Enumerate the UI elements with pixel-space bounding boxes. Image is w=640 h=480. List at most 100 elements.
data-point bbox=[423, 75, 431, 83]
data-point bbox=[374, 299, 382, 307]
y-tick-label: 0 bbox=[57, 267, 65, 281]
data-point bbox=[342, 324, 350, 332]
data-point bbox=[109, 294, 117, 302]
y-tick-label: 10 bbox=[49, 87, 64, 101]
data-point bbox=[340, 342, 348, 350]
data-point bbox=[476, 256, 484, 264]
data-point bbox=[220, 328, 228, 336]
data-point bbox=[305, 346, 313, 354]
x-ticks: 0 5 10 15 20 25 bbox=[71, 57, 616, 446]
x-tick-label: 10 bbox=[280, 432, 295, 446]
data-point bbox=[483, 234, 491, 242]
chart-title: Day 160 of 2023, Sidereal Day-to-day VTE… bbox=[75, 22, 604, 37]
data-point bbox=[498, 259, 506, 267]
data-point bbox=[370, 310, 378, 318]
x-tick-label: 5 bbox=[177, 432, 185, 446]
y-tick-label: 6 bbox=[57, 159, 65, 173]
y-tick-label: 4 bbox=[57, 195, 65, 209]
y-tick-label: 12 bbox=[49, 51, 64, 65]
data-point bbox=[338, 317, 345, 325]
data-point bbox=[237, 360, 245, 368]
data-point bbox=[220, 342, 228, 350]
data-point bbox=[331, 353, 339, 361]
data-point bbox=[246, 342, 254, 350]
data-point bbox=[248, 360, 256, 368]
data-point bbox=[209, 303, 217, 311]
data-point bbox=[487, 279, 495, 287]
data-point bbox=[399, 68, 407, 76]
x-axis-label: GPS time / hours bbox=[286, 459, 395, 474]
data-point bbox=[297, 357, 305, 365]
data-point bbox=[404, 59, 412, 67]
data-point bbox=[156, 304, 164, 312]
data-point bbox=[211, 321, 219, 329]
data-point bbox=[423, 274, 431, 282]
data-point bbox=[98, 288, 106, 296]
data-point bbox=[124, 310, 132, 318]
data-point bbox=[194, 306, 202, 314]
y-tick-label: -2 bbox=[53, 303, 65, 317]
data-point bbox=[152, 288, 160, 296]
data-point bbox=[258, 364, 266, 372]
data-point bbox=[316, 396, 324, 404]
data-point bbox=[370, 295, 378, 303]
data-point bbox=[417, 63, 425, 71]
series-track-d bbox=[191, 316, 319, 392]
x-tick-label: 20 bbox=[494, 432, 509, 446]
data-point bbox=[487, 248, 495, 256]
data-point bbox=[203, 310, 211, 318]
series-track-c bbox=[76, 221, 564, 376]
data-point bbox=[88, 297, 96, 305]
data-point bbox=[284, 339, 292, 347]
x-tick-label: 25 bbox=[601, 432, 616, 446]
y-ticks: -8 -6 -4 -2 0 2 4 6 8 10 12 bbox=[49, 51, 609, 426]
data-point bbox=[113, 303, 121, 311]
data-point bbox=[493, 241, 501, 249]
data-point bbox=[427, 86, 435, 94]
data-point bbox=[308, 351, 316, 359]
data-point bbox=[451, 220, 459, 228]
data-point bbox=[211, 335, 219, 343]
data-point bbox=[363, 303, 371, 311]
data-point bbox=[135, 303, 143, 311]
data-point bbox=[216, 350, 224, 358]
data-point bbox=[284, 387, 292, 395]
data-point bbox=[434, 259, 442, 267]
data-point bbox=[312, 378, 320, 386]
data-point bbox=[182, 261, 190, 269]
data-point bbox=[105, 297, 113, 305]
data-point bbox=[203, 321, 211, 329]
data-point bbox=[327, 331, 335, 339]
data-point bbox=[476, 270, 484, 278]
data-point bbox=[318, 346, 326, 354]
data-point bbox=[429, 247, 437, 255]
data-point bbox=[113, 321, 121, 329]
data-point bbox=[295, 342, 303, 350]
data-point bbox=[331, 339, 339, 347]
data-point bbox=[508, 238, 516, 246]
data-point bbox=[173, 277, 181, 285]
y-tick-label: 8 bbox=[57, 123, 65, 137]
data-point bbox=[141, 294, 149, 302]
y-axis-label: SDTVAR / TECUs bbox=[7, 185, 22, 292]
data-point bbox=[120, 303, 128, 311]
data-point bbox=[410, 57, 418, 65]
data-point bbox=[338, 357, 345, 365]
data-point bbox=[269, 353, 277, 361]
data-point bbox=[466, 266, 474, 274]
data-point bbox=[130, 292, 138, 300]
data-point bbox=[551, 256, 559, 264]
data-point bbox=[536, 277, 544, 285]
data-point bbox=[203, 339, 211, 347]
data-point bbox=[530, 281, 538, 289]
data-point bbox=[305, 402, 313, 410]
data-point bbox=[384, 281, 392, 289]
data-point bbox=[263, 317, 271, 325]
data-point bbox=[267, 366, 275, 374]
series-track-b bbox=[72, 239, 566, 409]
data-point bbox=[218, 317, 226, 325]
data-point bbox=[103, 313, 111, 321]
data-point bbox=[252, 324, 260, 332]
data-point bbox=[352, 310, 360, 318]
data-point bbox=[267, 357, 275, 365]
================================
=== PROMPT ===
Rewrite the stretch of the listing from its start through the line containing "data-point bbox=[493, 241, 501, 249]", putting "UTC time" in place of "GPS time" and leaving every other part unchanged.

=== ANSWER BELOW ===
Enumerate the UI elements with pixel-space bounding boxes. Image is w=640 h=480. List at most 100 elements.
data-point bbox=[423, 75, 431, 83]
data-point bbox=[374, 299, 382, 307]
y-tick-label: 0 bbox=[57, 267, 65, 281]
data-point bbox=[342, 324, 350, 332]
data-point bbox=[109, 294, 117, 302]
y-tick-label: 10 bbox=[49, 87, 64, 101]
data-point bbox=[340, 342, 348, 350]
data-point bbox=[476, 256, 484, 264]
data-point bbox=[220, 328, 228, 336]
data-point bbox=[305, 346, 313, 354]
x-ticks: 0 5 10 15 20 25 bbox=[71, 57, 616, 446]
x-tick-label: 10 bbox=[280, 432, 295, 446]
data-point bbox=[483, 234, 491, 242]
chart-title: Day 160 of 2023, Sidereal Day-to-day VTE… bbox=[75, 22, 604, 37]
data-point bbox=[498, 259, 506, 267]
data-point bbox=[370, 310, 378, 318]
x-tick-label: 5 bbox=[177, 432, 185, 446]
y-tick-label: 6 bbox=[57, 159, 65, 173]
y-tick-label: 4 bbox=[57, 195, 65, 209]
y-tick-label: 12 bbox=[49, 51, 64, 65]
data-point bbox=[338, 317, 345, 325]
data-point bbox=[237, 360, 245, 368]
data-point bbox=[220, 342, 228, 350]
data-point bbox=[331, 353, 339, 361]
data-point bbox=[246, 342, 254, 350]
data-point bbox=[248, 360, 256, 368]
data-point bbox=[209, 303, 217, 311]
data-point bbox=[487, 279, 495, 287]
data-point bbox=[399, 68, 407, 76]
x-axis-label: UTC time / hours bbox=[286, 459, 395, 474]
data-point bbox=[297, 357, 305, 365]
data-point bbox=[404, 59, 412, 67]
data-point bbox=[156, 304, 164, 312]
data-point bbox=[211, 321, 219, 329]
data-point bbox=[423, 274, 431, 282]
data-point bbox=[98, 288, 106, 296]
data-point bbox=[124, 310, 132, 318]
data-point bbox=[194, 306, 202, 314]
y-tick-label: -2 bbox=[53, 303, 65, 317]
data-point bbox=[152, 288, 160, 296]
data-point bbox=[258, 364, 266, 372]
data-point bbox=[316, 396, 324, 404]
data-point bbox=[370, 295, 378, 303]
data-point bbox=[417, 63, 425, 71]
series-track-d bbox=[191, 316, 319, 392]
x-tick-label: 20 bbox=[494, 432, 509, 446]
data-point bbox=[487, 248, 495, 256]
data-point bbox=[203, 310, 211, 318]
series-track-c bbox=[76, 221, 564, 376]
data-point bbox=[88, 297, 96, 305]
data-point bbox=[284, 339, 292, 347]
x-tick-label: 25 bbox=[601, 432, 616, 446]
y-ticks: -8 -6 -4 -2 0 2 4 6 8 10 12 bbox=[49, 51, 609, 426]
data-point bbox=[113, 303, 121, 311]
data-point bbox=[493, 241, 501, 249]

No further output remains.